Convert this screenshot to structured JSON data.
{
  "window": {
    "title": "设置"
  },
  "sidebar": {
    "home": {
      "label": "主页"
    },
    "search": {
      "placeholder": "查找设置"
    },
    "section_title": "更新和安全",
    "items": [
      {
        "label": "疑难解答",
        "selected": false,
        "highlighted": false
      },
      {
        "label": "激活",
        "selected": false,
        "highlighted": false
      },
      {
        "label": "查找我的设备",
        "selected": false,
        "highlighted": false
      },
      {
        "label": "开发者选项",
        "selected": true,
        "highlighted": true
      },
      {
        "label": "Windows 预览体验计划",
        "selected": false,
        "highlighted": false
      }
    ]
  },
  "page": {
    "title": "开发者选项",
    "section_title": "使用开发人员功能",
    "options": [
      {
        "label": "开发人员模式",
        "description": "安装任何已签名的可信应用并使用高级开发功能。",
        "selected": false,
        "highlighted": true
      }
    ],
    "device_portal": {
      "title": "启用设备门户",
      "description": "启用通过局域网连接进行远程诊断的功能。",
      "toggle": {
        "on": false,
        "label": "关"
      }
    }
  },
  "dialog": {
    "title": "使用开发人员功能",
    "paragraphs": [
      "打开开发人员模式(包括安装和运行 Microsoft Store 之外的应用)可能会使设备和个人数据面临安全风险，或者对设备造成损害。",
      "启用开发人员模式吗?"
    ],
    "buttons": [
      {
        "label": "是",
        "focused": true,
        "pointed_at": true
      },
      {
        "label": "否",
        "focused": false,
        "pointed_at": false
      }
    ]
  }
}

⁂

* _Aim of the exercise_
Consider the entries above and return each line with the string "description".

* _Answer in full_
        "description": "安装任何已签名的可信应用并使用高级开发功能。",
      "description": "启用通过局域网连接进行远程诊断的功能。",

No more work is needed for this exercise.